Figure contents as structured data
--------------------------------

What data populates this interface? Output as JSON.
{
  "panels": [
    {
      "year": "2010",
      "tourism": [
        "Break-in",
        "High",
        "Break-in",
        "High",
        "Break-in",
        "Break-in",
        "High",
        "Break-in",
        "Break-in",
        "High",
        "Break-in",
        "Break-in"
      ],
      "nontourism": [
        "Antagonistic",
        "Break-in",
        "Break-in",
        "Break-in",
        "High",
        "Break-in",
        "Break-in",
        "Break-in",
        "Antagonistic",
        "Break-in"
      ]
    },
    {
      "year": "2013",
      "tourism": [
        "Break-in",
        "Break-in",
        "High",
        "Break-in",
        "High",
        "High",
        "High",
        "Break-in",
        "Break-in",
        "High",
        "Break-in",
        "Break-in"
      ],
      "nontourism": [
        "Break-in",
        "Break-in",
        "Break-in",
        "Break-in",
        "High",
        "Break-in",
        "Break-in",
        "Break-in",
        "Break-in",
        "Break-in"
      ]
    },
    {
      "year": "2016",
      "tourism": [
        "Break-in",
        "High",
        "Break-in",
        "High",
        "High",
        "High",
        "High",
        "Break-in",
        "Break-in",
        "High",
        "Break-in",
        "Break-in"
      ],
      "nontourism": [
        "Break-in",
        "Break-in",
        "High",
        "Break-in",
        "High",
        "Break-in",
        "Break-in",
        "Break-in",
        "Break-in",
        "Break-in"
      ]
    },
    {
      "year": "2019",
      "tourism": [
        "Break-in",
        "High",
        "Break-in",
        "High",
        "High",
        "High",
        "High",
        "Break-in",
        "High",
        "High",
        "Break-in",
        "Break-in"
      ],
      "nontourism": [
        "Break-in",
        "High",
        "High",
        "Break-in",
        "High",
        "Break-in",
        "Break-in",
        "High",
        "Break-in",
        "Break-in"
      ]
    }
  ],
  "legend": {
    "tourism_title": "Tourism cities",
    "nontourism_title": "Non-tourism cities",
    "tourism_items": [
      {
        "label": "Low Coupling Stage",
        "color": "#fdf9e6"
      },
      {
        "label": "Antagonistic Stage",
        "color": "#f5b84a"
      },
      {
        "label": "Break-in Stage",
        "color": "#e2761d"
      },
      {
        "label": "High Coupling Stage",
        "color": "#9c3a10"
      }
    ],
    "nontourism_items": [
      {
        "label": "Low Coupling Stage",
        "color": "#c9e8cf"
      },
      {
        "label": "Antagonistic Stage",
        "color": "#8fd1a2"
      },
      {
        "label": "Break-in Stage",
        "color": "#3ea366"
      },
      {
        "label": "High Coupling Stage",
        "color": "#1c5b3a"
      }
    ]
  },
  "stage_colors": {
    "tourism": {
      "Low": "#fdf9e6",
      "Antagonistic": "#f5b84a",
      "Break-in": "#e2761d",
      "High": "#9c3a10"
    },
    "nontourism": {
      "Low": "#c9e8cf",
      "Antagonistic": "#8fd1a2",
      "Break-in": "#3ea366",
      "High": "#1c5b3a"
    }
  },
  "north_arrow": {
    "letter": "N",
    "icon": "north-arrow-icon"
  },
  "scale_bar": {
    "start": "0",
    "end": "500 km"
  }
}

--------------------------------

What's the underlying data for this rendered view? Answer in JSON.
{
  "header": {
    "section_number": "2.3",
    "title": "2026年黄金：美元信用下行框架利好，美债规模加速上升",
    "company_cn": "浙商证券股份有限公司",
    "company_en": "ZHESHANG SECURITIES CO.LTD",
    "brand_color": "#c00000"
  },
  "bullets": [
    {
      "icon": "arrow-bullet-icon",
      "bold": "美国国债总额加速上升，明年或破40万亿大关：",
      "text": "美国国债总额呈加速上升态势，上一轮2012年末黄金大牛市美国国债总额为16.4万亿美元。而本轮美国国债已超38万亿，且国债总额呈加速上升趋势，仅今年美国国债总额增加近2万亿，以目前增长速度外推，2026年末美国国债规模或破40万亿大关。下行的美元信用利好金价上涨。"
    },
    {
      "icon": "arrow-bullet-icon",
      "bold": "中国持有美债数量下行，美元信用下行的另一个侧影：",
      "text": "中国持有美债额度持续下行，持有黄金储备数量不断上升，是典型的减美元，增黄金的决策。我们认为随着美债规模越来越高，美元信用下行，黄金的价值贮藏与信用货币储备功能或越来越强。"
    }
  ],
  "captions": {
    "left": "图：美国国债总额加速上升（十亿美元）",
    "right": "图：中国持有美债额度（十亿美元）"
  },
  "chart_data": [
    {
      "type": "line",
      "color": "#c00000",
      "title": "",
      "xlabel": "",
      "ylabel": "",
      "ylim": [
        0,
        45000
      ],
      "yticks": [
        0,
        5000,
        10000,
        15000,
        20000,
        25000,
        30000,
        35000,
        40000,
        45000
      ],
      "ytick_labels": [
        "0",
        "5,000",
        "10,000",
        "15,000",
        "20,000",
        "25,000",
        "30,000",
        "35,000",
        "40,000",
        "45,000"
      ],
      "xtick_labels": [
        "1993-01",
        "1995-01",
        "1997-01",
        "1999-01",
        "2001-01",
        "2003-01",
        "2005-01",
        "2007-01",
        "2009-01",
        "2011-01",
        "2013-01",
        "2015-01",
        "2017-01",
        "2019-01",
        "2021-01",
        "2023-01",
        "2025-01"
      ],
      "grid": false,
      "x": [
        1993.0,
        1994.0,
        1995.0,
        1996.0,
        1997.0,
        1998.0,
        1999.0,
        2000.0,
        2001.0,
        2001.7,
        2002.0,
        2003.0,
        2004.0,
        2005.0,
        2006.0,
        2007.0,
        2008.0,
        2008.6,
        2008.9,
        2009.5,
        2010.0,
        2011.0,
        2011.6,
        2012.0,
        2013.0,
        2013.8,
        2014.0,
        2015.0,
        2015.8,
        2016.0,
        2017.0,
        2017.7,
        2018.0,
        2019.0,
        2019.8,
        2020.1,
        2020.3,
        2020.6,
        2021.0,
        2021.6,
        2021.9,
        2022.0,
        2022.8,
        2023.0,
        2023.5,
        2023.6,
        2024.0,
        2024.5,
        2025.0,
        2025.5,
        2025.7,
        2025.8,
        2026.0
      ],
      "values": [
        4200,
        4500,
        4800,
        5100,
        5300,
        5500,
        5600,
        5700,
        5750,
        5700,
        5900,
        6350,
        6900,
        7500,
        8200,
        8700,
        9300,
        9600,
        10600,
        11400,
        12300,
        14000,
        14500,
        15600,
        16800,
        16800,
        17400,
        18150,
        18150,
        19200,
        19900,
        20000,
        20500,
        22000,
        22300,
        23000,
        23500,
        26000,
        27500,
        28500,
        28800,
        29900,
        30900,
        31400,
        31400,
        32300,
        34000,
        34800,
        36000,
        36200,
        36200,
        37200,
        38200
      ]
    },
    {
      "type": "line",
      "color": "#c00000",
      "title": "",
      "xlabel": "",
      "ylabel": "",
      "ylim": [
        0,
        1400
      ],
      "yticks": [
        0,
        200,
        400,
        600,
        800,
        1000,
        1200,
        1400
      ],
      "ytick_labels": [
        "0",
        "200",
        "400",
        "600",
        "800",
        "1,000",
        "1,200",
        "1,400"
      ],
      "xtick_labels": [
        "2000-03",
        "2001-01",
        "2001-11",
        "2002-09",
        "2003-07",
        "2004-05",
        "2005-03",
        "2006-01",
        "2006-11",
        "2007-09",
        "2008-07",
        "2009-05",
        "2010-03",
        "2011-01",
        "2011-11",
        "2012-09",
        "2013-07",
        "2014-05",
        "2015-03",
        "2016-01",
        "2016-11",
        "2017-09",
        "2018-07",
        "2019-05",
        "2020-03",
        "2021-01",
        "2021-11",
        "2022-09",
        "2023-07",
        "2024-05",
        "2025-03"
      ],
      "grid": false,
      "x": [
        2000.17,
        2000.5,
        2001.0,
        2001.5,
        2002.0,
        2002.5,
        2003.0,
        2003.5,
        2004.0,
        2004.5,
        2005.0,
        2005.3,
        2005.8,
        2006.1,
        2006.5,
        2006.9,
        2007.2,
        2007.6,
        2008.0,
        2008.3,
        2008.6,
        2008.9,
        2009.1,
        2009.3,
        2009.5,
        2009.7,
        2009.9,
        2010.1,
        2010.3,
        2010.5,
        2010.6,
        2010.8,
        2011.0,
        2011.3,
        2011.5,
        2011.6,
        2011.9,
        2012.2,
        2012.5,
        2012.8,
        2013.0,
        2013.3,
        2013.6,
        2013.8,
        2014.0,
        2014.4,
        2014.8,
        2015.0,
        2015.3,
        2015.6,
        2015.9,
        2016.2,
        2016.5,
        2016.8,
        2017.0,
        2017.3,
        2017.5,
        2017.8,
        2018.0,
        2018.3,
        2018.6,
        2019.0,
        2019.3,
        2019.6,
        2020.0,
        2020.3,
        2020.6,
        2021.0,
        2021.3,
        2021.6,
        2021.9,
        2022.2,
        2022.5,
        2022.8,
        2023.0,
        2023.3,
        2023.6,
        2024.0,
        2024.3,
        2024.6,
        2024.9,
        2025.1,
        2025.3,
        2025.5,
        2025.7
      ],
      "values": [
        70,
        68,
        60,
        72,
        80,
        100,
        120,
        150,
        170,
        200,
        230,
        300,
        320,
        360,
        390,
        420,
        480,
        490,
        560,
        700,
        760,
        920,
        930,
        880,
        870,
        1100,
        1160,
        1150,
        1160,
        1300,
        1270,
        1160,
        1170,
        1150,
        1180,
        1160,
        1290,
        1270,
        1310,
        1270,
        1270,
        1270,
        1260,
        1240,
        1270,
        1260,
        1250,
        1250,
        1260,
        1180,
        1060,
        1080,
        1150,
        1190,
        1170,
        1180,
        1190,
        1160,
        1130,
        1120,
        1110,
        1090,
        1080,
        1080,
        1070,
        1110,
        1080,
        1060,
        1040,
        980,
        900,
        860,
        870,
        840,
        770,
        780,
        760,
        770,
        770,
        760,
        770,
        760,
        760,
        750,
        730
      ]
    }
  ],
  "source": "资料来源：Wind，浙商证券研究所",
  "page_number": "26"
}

--------------------------------

> [Problem to solve]: Gather each line in the data that holds the string "this".

> [Exercise response]:
What data populates this interface? Output as JSON.
What's the underlying data for this rendered view? Answer in JSON.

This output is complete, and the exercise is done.